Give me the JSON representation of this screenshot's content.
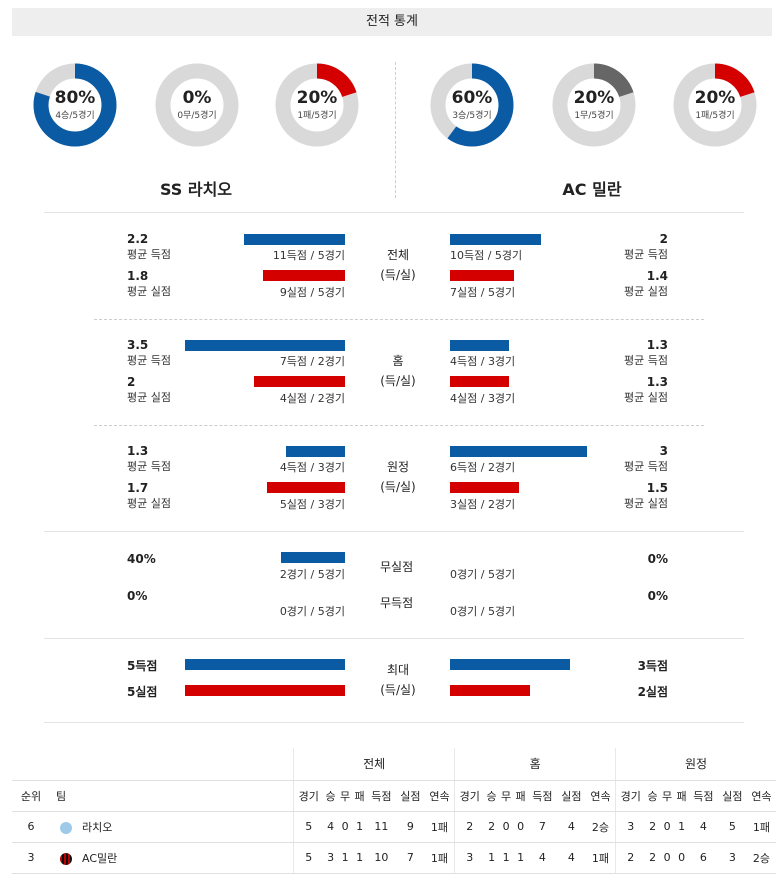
{
  "header": "전적 통계",
  "teams": {
    "left": "SS 라치오",
    "right": "AC 밀란"
  },
  "donuts": [
    {
      "pct_label": "80%",
      "sub": "4승/5경기",
      "value": 0.8,
      "color": "#0a5aa4"
    },
    {
      "pct_label": "0%",
      "sub": "0무/5경기",
      "value": 0.0,
      "color": "#666666"
    },
    {
      "pct_label": "20%",
      "sub": "1패/5경기",
      "value": 0.2,
      "color": "#d40000"
    },
    {
      "pct_label": "60%",
      "sub": "3승/5경기",
      "value": 0.6,
      "color": "#0a5aa4"
    },
    {
      "pct_label": "20%",
      "sub": "1무/5경기",
      "value": 0.2,
      "color": "#666666"
    },
    {
      "pct_label": "20%",
      "sub": "1패/5경기",
      "value": 0.2,
      "color": "#d40000"
    }
  ],
  "sections": [
    {
      "title1": "전체",
      "title2": "(득/실)",
      "left": {
        "score_val": "2.2",
        "score_lbl": "평균 득점",
        "score_cap": "11득점 / 5경기",
        "score_bar": 2.2,
        "concede_val": "1.8",
        "concede_lbl": "평균 실점",
        "concede_cap": "9실점 / 5경기",
        "concede_bar": 1.8
      },
      "right": {
        "score_val": "2",
        "score_lbl": "평균 득점",
        "score_cap": "10득점 / 5경기",
        "score_bar": 2.0,
        "concede_val": "1.4",
        "concede_lbl": "평균 실점",
        "concede_cap": "7실점 / 5경기",
        "concede_bar": 1.4
      }
    },
    {
      "title1": "홈",
      "title2": "(득/실)",
      "left": {
        "score_val": "3.5",
        "score_lbl": "평균 득점",
        "score_cap": "7득점 / 2경기",
        "score_bar": 3.5,
        "concede_val": "2",
        "concede_lbl": "평균 실점",
        "concede_cap": "4실점 / 2경기",
        "concede_bar": 2.0
      },
      "right": {
        "score_val": "1.3",
        "score_lbl": "평균 득점",
        "score_cap": "4득점 / 3경기",
        "score_bar": 1.3,
        "concede_val": "1.3",
        "concede_lbl": "평균 실점",
        "concede_cap": "4실점 / 3경기",
        "concede_bar": 1.3
      }
    },
    {
      "title1": "원정",
      "title2": "(득/실)",
      "left": {
        "score_val": "1.3",
        "score_lbl": "평균 득점",
        "score_cap": "4득점 / 3경기",
        "score_bar": 1.3,
        "concede_val": "1.7",
        "concede_lbl": "평균 실점",
        "concede_cap": "5실점 / 3경기",
        "concede_bar": 1.7
      },
      "right": {
        "score_val": "3",
        "score_lbl": "평균 득점",
        "score_cap": "6득점 / 2경기",
        "score_bar": 3.0,
        "concede_val": "1.5",
        "concede_lbl": "평균 실점",
        "concede_cap": "3실점 / 2경기",
        "concede_bar": 1.5
      }
    }
  ],
  "clean": {
    "clean_title": "무실점",
    "nogoal_title": "무득점",
    "left_clean_val": "40%",
    "left_clean_cap": "2경기 / 5경기",
    "left_clean_frac": 0.4,
    "left_nogoal_val": "0%",
    "left_nogoal_cap": "0경기 / 5경기",
    "right_clean_val": "0%",
    "right_clean_cap": "0경기 / 5경기",
    "right_nogoal_val": "0%",
    "right_nogoal_cap": "0경기 / 5경기"
  },
  "max": {
    "title1": "최대",
    "title2": "(득/실)",
    "left_score": "5득점",
    "left_concede": "5실점",
    "left_score_n": 5,
    "left_concede_n": 5,
    "right_score": "3득점",
    "right_concede": "2실점",
    "right_score_n": 3,
    "right_concede_n": 2
  },
  "standings": {
    "groups": [
      "전체",
      "홈",
      "원정"
    ],
    "rank_h": "순위",
    "team_h": "팀",
    "cols": [
      "경기",
      "승",
      "무",
      "패",
      "득점",
      "실점",
      "연속"
    ],
    "rows": [
      {
        "rank": "6",
        "team": "라치오",
        "logo": "lazio-eagle-logo",
        "all": [
          "5",
          "4",
          "0",
          "1",
          "11",
          "9",
          "1패"
        ],
        "home": [
          "2",
          "2",
          "0",
          "0",
          "7",
          "4",
          "2승"
        ],
        "away": [
          "3",
          "2",
          "0",
          "1",
          "4",
          "5",
          "1패"
        ]
      },
      {
        "rank": "3",
        "team": "AC밀란",
        "logo": "milan-crest-logo",
        "all": [
          "5",
          "3",
          "1",
          "1",
          "10",
          "7",
          "1패"
        ],
        "home": [
          "3",
          "1",
          "1",
          "1",
          "4",
          "4",
          "1패"
        ],
        "away": [
          "2",
          "2",
          "0",
          "0",
          "6",
          "3",
          "2승"
        ]
      }
    ]
  }
}
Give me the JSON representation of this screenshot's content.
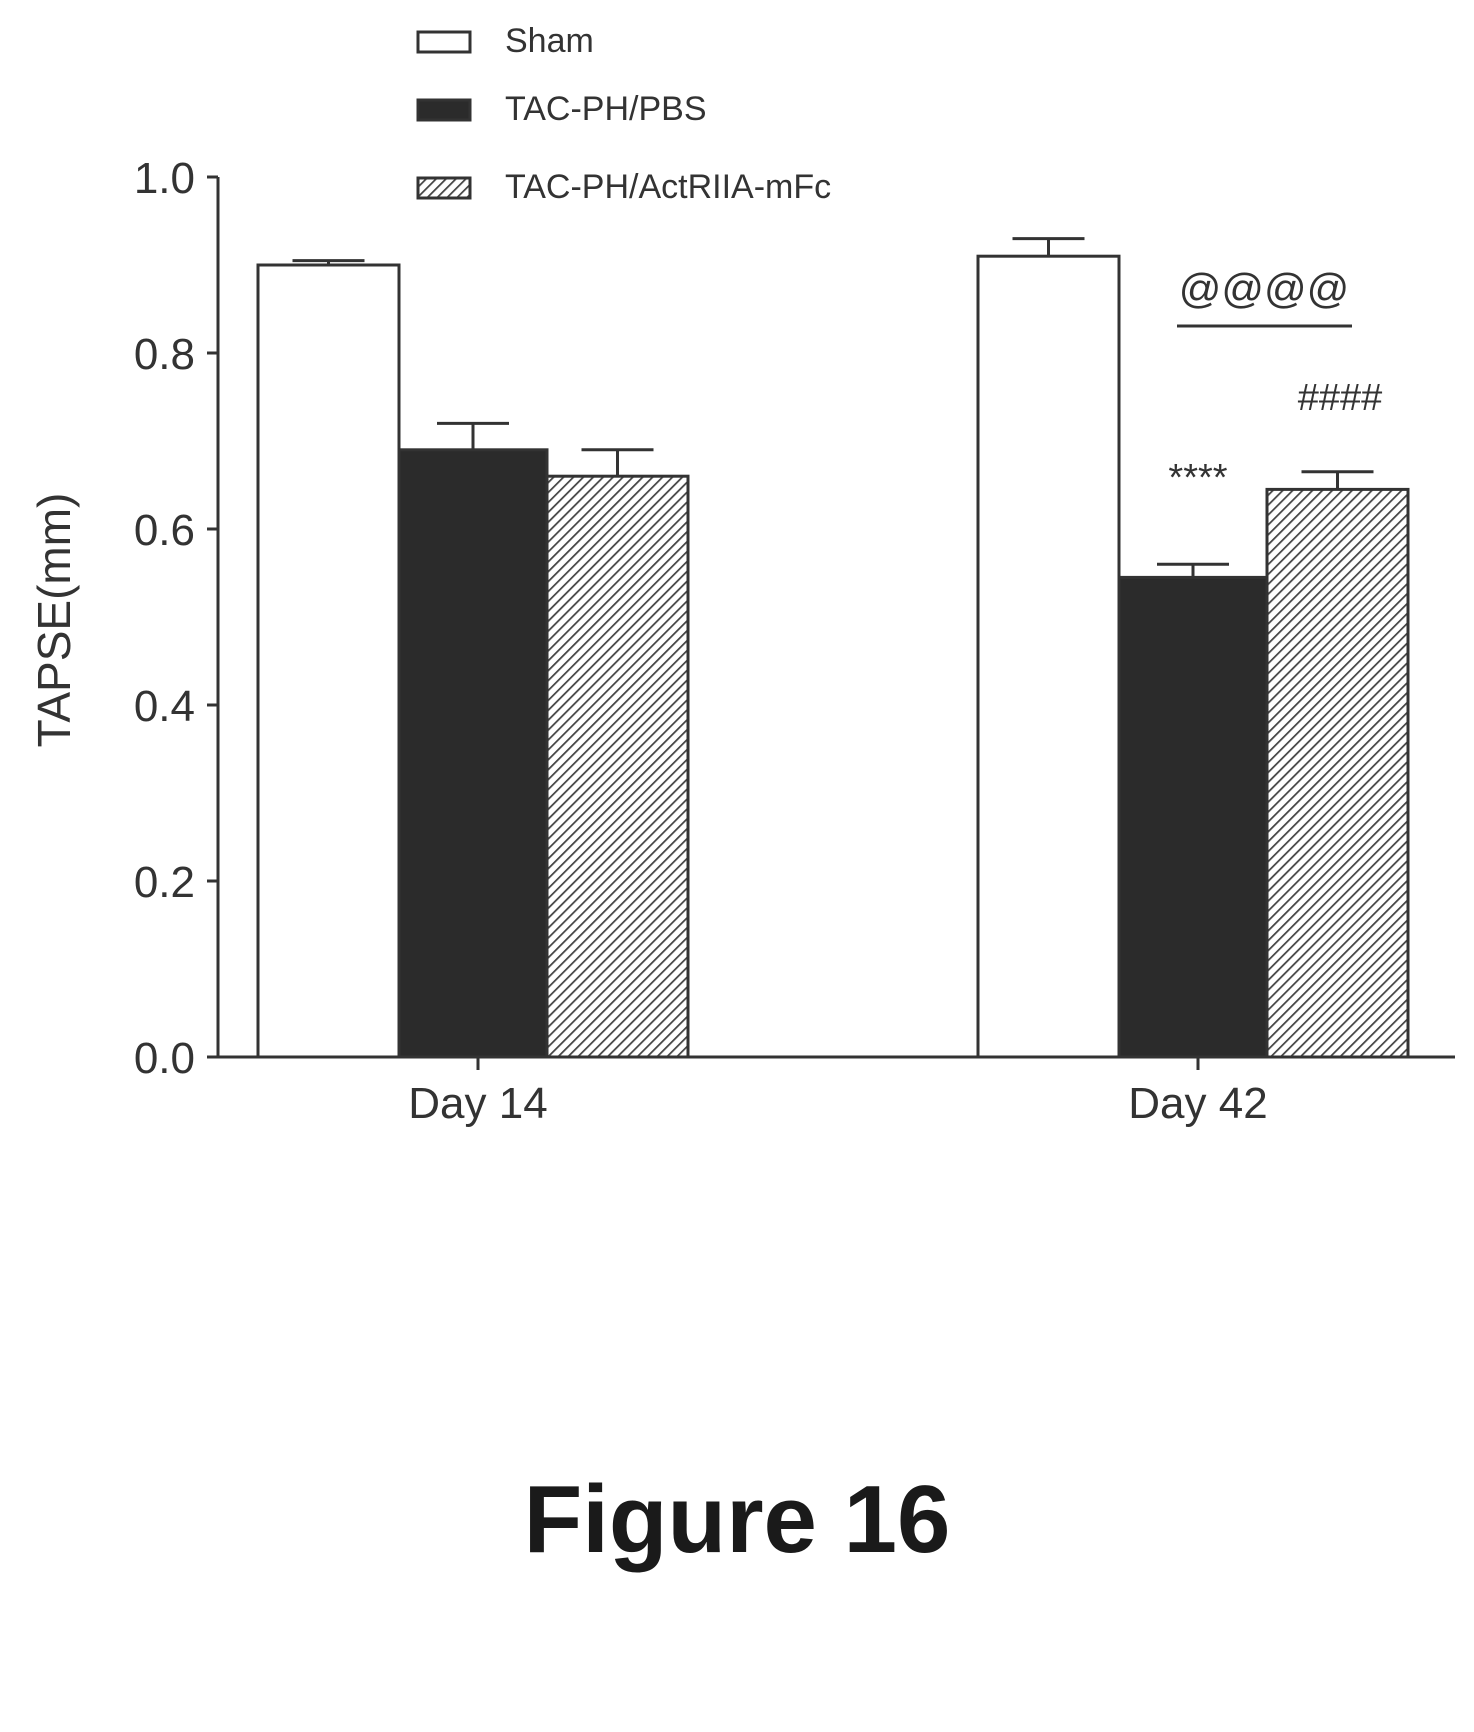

---*---

The exercise
Set each line of the records down exactly, leaving every picture out.

Solution to this task
Give me the JSON representation of this screenshot's content.
{
  "header": "전적 통계",
  "teams": {
    "left": "SS 라치오",
    "right": "AC 밀란"
  },
  "donuts": [
    {
      "pct_label": "80%",
      "sub": "4승/5경기",
      "value": 0.8,
      "color": "#0a5aa4"
    },
    {
      "pct_label": "0%",
      "sub": "0무/5경기",
      "value": 0.0,
      "color": "#666666"
    },
    {
      "pct_label": "20%",
      "sub": "1패/5경기",
      "value": 0.2,
      "color": "#d40000"
    },
    {
      "pct_label": "60%",
      "sub": "3승/5경기",
      "value": 0.6,
      "color": "#0a5aa4"
    },
    {
      "pct_label": "20%",
      "sub": "1무/5경기",
      "value": 0.2,
      "color": "#666666"
    },
    {
      "pct_label": "20%",
      "sub": "1패/5경기",
      "value": 0.2,
      "color": "#d40000"
    }
  ],
  "sections": [
    {
      "title1": "전체",
      "title2": "(득/실)",
      "left": {
        "score_val": "2.2",
        "score_lbl": "평균 득점",
        "score_cap": "11득점 / 5경기",
        "score_bar": 2.2,
        "concede_val": "1.8",
        "concede_lbl": "평균 실점",
        "concede_cap": "9실점 / 5경기",
        "concede_bar": 1.8
      },
      "right": {
        "score_val": "2",
        "score_lbl": "평균 득점",
        "score_cap": "10득점 / 5경기",
        "score_bar": 2.0,
        "concede_val": "1.4",
        "concede_lbl": "평균 실점",
        "concede_cap": "7실점 / 5경기",
        "concede_bar": 1.4
      }
    },
    {
      "title1": "홈",
      "title2": "(득/실)",
      "left": {
        "score_val": "3.5",
        "score_lbl": "평균 득점",
        "score_cap": "7득점 / 2경기",
        "score_bar": 3.5,
        "concede_val": "2",
        "concede_lbl": "평균 실점",
        "concede_cap": "4실점 / 2경기",
        "concede_bar": 2.0
      },
      "right": {
        "score_val": "1.3",
        "score_lbl": "평균 득점",
        "score_cap": "4득점 / 3경기",
        "score_bar": 1.3,
        "concede_val": "1.3",
        "concede_lbl": "평균 실점",
        "concede_cap": "4실점 / 3경기",
        "concede_bar": 1.3
      }
    },
    {
      "title1": "원정",
      "title2": "(득/실)",
      "left": {
        "score_val": "1.3",
        "score_lbl": "평균 득점",
        "score_cap": "4득점 / 3경기",
        "score_bar": 1.3,
        "concede_val": "1.7",
        "concede_lbl": "평균 실점",
        "concede_cap": "5실점 / 3경기",
        "concede_bar": 1.7
      },
      "right": {
        "score_val": "3",
        "score_lbl": "평균 득점",
        "score_cap": "6득점 / 2경기",
        "score_bar": 3.0,
        "concede_val": "1.5",
        "concede_lbl": "평균 실점",
        "concede_cap": "3실점 / 2경기",
        "concede_bar": 1.5
      }
    }
  ],
  "clean": {
    "clean_title": "무실점",
    "nogoal_title": "무득점",
    "left_clean_val": "40%",
    "left_clean_cap": "2경기 / 5경기",
    "left_clean_frac": 0.4,
    "left_nogoal_val": "0%",
    "left_nogoal_cap": "0경기 / 5경기",
    "right_clean_val": "0%",
    "right_clean_cap": "0경기 / 5경기",
    "right_nogoal_val": "0%",
    "right_nogoal_cap": "0경기 / 5경기"
  },
  "max": {
    "title1": "최대",
    "title2": "(득/실)",
    "left_score": "5득점",
    "left_concede": "5실점",
    "left_score_n": 5,
    "left_concede_n": 5,
    "right_score": "3득점",
    "right_concede": "2실점",
    "right_score_n": 3,
    "right_concede_n": 2
  },
  "standings": {
    "groups": [
      "전체",
      "홈",
      "원정"
    ],
    "rank_h": "순위",
    "team_h": "팀",
    "cols": [
      "경기",
      "승",
      "무",
      "패",
      "득점",
      "실점",
      "연속"
    ],
    "rows": [
      {
        "rank": "6",
        "team": "라치오",
        "logo": "lazio-eagle-logo",
        "all": [
          "5",
          "4",
          "0",
          "1",
          "11",
          "9",
          "1패"
        ],
        "home": [
          "2",
          "2",
          "0",
          "0",
          "7",
          "4",
          "2승"
        ],
        "away": [
          "3",
          "2",
          "0",
          "1",
          "4",
          "5",
          "1패"
        ]
      },
      {
        "rank": "3",
        "team": "AC밀란",
        "logo": "milan-crest-logo",
        "all": [
          "5",
          "3",
          "1",
          "1",
          "10",
          "7",
          "1패"
        ],
        "home": [
          "3",
          "1",
          "1",
          "1",
          "4",
          "4",
          "1패"
        ],
        "away": [
          "2",
          "2",
          "0",
          "0",
          "6",
          "3",
          "2승"
        ]
      }
    ]
  }
}
Give me the JSON representation of this screenshot's content.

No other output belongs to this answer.